Stored items:
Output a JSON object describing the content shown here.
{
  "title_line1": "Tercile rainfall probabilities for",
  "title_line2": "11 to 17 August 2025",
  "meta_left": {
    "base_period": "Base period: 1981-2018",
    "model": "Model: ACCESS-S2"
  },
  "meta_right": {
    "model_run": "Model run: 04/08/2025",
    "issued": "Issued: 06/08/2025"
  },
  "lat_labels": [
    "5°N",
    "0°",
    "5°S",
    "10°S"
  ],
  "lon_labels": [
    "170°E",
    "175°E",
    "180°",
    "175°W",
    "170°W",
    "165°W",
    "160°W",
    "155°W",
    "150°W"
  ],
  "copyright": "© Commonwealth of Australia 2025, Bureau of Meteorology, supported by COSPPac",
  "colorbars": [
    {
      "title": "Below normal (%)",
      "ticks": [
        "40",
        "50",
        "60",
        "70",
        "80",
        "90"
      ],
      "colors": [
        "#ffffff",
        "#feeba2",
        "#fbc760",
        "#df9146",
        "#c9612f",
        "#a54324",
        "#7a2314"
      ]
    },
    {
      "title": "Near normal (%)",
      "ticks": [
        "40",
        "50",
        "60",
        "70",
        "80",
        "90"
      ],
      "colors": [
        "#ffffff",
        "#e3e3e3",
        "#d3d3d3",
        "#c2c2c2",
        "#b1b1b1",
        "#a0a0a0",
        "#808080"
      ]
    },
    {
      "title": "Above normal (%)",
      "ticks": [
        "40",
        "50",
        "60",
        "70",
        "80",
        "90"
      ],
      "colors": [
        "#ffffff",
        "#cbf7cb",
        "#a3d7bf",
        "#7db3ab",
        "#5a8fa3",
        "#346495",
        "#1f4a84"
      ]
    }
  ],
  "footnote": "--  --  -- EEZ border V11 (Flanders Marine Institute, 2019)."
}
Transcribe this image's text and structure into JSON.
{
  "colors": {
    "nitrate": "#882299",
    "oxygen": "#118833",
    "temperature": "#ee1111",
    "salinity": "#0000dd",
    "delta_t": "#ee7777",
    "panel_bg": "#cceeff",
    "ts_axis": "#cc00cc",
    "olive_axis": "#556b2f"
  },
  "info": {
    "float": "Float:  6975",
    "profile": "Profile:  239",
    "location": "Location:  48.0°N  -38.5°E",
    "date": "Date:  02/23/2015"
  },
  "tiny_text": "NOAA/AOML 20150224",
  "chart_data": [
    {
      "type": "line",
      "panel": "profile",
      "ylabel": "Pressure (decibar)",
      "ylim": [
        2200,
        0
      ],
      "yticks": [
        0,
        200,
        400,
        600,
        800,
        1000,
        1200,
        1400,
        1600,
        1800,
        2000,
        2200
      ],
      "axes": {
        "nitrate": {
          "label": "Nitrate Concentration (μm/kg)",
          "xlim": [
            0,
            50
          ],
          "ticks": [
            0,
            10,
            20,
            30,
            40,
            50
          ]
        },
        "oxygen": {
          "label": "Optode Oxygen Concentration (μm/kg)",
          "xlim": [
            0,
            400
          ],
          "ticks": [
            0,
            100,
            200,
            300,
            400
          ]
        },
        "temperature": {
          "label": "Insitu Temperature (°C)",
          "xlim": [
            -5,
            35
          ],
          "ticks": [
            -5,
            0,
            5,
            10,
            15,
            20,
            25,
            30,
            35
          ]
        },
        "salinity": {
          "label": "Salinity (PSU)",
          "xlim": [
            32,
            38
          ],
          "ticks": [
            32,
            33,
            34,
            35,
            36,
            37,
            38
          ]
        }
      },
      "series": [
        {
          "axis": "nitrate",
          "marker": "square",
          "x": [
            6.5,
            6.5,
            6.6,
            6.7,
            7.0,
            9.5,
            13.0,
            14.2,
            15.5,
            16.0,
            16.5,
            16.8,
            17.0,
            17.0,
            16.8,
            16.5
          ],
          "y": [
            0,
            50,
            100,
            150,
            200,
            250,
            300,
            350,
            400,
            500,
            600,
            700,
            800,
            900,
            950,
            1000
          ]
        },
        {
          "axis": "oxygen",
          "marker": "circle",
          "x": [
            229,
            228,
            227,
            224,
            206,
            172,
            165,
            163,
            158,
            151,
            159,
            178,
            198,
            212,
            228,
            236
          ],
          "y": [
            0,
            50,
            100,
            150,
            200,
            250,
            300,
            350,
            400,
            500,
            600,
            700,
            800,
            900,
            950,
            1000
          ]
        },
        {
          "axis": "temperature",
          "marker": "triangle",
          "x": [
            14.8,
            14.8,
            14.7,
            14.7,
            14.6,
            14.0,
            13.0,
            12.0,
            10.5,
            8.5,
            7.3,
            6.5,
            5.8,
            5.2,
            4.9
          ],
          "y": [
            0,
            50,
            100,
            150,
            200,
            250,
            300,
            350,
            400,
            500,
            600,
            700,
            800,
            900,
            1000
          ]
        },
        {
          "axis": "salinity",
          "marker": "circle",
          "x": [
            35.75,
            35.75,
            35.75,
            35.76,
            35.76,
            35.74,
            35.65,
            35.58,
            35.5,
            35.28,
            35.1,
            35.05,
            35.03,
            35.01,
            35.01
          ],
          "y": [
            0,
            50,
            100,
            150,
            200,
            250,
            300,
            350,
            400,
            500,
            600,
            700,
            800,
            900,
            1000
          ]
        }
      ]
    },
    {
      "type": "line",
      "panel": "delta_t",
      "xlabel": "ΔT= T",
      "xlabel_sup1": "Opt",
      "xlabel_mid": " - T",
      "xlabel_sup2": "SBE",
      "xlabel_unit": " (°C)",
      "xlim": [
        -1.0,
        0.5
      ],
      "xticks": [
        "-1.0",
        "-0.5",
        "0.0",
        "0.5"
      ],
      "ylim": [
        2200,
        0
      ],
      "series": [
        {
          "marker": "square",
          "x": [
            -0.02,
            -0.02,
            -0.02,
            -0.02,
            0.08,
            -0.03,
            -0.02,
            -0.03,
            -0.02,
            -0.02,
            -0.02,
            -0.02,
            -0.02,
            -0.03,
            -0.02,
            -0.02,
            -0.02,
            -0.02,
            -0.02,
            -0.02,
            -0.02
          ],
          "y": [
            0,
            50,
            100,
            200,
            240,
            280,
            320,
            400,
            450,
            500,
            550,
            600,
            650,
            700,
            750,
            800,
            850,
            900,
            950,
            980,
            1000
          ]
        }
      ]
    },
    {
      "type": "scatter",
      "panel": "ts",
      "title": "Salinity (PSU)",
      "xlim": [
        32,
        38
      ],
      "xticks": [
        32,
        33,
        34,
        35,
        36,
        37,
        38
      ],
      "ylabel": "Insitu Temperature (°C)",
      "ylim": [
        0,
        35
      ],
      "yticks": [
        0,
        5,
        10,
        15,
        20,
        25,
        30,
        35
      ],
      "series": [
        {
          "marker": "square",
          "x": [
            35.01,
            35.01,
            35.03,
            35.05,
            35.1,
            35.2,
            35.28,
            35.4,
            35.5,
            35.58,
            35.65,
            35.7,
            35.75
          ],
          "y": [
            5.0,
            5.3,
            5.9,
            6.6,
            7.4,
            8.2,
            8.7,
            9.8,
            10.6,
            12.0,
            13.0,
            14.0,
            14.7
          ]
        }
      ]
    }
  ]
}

GIVEN INSTRUCTION: Work out the number of lines in this listing that include the word "Model". Reply with that number only.

SOLUTION: 2